Short problem
Return a copy of every line in the records that includes the word "профи".

+++ Information shown +++

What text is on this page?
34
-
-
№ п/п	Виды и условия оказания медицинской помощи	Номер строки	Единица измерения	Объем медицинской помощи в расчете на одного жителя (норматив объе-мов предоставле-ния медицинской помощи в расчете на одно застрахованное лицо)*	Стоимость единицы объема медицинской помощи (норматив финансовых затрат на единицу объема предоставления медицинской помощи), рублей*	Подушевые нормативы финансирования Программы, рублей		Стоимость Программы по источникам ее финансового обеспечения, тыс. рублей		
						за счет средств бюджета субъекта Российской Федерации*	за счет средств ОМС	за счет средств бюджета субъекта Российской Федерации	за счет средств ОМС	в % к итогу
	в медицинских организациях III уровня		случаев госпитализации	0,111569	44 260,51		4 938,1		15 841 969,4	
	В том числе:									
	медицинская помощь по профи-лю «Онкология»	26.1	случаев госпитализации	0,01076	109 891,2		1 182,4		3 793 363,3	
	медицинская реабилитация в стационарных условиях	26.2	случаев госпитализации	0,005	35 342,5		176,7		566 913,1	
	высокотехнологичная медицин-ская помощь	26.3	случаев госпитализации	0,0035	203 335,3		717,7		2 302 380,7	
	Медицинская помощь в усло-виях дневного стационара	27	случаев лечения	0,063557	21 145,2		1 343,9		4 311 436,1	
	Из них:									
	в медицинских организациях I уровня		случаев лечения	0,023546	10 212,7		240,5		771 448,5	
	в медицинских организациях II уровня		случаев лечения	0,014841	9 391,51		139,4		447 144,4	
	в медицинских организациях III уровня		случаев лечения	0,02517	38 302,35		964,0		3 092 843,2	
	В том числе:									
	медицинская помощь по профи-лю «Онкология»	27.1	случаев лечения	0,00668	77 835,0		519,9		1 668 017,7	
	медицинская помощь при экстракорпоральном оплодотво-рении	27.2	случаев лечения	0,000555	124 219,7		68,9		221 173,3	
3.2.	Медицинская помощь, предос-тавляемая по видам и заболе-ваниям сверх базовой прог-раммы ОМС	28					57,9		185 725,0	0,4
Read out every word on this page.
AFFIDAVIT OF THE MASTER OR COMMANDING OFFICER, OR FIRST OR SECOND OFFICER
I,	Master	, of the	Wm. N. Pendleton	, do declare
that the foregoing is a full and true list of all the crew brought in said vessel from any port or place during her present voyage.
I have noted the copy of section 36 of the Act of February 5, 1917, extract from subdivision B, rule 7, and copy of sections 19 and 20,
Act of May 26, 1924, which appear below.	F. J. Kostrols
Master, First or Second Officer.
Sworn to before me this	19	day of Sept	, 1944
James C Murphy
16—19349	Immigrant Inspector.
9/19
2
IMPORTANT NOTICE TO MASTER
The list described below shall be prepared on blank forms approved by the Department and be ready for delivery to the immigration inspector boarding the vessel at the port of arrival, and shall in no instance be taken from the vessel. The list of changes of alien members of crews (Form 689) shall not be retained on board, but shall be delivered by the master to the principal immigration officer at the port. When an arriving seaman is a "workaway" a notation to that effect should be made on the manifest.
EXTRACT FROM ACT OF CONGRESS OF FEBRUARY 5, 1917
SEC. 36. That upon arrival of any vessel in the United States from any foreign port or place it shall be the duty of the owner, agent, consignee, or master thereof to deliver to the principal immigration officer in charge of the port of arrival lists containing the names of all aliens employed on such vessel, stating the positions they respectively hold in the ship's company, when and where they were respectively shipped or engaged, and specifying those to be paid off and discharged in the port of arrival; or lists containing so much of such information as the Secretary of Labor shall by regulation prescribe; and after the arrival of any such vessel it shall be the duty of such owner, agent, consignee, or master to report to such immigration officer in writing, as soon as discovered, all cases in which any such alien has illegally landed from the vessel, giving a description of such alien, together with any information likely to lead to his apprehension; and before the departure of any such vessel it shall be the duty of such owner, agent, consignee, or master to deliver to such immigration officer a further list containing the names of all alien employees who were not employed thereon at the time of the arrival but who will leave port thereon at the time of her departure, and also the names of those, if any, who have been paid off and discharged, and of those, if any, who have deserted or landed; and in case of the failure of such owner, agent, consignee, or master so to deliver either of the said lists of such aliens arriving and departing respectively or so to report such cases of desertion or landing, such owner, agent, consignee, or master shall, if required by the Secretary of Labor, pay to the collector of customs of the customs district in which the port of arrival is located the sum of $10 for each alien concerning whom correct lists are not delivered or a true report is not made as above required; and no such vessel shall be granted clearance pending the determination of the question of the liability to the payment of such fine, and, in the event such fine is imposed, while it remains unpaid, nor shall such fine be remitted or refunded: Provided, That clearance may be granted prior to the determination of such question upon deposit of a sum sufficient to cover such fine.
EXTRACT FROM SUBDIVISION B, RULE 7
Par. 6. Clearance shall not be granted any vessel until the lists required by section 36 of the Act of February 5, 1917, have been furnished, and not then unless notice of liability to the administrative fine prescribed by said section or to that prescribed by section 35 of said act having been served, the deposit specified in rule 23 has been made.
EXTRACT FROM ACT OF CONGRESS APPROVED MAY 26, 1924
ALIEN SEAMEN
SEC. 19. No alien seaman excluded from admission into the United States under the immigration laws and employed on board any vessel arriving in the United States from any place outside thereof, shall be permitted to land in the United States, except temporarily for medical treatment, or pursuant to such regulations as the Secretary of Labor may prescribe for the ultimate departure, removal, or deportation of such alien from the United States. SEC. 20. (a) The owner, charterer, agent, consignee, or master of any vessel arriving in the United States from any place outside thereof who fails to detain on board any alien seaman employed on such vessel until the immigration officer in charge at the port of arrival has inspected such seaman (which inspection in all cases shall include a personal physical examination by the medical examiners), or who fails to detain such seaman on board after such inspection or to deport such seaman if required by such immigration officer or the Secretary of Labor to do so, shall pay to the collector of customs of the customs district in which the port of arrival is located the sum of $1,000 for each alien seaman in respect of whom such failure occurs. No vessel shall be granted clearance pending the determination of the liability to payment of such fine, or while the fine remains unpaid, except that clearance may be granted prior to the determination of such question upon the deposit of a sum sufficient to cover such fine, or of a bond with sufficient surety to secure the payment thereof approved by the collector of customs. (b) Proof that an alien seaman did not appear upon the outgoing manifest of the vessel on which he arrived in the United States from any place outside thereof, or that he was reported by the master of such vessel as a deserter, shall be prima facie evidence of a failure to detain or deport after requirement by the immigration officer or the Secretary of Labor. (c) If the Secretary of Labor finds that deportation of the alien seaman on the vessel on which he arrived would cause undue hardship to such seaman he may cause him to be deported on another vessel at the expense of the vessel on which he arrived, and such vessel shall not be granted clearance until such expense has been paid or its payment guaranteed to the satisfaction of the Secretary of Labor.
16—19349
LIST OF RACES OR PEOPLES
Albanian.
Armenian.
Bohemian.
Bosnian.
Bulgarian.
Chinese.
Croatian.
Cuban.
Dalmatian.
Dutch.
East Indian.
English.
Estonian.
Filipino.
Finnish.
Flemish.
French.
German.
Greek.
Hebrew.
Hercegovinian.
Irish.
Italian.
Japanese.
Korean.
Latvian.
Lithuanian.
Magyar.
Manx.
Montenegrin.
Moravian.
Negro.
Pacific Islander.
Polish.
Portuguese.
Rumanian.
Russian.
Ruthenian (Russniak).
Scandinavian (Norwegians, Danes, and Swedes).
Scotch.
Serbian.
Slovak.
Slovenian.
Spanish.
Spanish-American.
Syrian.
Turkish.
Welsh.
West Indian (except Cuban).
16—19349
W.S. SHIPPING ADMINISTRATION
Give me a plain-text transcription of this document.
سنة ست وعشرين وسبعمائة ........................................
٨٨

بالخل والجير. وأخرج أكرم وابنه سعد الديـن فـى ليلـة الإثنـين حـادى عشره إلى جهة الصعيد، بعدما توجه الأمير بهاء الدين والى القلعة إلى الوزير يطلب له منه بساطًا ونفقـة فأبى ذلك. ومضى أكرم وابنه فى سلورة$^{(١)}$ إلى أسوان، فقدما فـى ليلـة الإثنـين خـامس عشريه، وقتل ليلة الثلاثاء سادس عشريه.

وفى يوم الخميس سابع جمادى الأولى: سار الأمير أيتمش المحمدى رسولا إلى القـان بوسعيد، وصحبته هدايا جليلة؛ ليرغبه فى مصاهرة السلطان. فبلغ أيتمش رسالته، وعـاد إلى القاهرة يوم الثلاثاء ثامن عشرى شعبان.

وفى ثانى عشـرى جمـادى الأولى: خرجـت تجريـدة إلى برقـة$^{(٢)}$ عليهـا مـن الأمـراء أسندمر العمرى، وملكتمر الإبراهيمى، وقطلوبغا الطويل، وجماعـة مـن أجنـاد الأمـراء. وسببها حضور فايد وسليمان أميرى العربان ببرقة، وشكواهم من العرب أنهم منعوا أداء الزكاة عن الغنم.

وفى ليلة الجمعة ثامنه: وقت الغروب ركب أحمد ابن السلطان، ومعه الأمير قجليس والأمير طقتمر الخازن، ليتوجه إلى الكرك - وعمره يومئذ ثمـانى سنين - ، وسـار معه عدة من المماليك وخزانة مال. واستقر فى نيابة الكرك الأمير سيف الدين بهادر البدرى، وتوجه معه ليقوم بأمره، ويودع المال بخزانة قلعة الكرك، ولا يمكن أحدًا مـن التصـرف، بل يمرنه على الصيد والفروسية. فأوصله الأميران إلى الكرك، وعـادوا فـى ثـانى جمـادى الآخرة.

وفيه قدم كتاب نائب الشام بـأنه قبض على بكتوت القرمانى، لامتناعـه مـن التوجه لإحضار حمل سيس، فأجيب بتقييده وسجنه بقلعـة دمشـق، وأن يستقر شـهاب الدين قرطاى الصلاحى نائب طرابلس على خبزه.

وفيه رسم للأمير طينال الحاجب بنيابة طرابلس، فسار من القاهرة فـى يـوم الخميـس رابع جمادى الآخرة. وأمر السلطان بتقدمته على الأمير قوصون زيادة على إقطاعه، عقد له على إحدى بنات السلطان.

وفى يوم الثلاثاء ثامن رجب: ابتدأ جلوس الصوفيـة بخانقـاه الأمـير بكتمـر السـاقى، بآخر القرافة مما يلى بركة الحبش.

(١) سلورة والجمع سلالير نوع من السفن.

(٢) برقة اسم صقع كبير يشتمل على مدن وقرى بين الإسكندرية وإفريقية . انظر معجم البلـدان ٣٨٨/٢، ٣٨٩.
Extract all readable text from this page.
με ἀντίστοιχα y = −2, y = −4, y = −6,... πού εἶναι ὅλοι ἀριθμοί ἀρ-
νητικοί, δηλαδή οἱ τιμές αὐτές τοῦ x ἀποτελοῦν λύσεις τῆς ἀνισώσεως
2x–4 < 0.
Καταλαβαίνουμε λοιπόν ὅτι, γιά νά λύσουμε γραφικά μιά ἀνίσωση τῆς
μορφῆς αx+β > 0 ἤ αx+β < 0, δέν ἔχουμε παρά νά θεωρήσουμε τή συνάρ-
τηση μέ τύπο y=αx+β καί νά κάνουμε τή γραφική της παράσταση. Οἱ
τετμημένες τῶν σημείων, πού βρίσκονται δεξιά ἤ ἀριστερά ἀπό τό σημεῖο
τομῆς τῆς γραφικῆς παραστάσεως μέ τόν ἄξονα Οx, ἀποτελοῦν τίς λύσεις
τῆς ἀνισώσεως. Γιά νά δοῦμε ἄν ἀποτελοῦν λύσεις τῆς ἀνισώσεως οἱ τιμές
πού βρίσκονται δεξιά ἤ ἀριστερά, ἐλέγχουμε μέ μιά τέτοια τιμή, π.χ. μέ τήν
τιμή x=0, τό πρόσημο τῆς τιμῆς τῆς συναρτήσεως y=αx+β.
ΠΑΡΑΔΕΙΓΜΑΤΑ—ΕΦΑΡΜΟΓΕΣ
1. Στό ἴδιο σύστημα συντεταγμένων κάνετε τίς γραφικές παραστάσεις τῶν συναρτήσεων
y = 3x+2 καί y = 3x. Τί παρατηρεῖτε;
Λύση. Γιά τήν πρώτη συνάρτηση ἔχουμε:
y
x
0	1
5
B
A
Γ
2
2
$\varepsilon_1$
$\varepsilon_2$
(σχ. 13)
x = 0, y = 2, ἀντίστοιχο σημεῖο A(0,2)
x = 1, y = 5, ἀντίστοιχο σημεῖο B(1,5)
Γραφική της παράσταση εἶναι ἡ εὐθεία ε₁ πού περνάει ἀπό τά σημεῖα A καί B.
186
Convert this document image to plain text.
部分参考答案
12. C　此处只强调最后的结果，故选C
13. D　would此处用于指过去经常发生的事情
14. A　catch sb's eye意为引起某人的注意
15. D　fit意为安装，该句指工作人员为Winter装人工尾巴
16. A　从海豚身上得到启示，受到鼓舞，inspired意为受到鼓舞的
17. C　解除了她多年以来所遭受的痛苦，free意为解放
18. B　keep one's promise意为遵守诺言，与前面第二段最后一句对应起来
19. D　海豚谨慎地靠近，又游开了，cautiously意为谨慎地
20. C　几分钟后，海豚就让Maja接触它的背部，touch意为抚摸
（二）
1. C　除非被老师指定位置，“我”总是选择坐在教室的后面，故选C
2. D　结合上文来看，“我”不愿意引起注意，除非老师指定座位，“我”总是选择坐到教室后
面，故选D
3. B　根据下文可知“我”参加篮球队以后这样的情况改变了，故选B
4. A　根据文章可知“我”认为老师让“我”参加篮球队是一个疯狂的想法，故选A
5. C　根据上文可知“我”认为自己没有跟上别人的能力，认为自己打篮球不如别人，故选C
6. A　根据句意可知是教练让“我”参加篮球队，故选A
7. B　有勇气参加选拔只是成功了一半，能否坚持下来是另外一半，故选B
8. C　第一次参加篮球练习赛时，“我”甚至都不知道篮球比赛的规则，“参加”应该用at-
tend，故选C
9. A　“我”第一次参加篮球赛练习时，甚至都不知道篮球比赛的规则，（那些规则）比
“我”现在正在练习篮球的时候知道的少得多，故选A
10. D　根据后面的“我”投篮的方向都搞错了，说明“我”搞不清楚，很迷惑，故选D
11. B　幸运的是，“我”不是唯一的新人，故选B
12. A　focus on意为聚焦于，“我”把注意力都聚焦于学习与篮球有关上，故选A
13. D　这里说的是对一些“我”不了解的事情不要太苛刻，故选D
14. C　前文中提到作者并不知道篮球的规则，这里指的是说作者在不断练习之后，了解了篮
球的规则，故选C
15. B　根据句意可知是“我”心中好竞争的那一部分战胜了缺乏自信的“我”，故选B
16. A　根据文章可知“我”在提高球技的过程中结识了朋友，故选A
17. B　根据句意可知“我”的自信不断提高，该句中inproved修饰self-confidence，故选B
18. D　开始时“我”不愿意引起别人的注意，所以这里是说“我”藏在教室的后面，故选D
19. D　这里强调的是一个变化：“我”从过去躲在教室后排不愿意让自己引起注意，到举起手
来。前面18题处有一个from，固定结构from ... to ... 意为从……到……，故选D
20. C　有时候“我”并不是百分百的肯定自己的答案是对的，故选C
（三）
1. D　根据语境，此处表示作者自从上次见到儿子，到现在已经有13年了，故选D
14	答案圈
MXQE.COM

+++

Task response
	медицинская помощь по профи-лю «Онкология»	26.1	случаев госпитализации	0,01076	109 891,2		1 182,4		3 793 363,3	
	медицинская помощь по профи-лю «Онкология»	27.1	случаев лечения	0,00668	77 835,0		519,9		1 668 017,7	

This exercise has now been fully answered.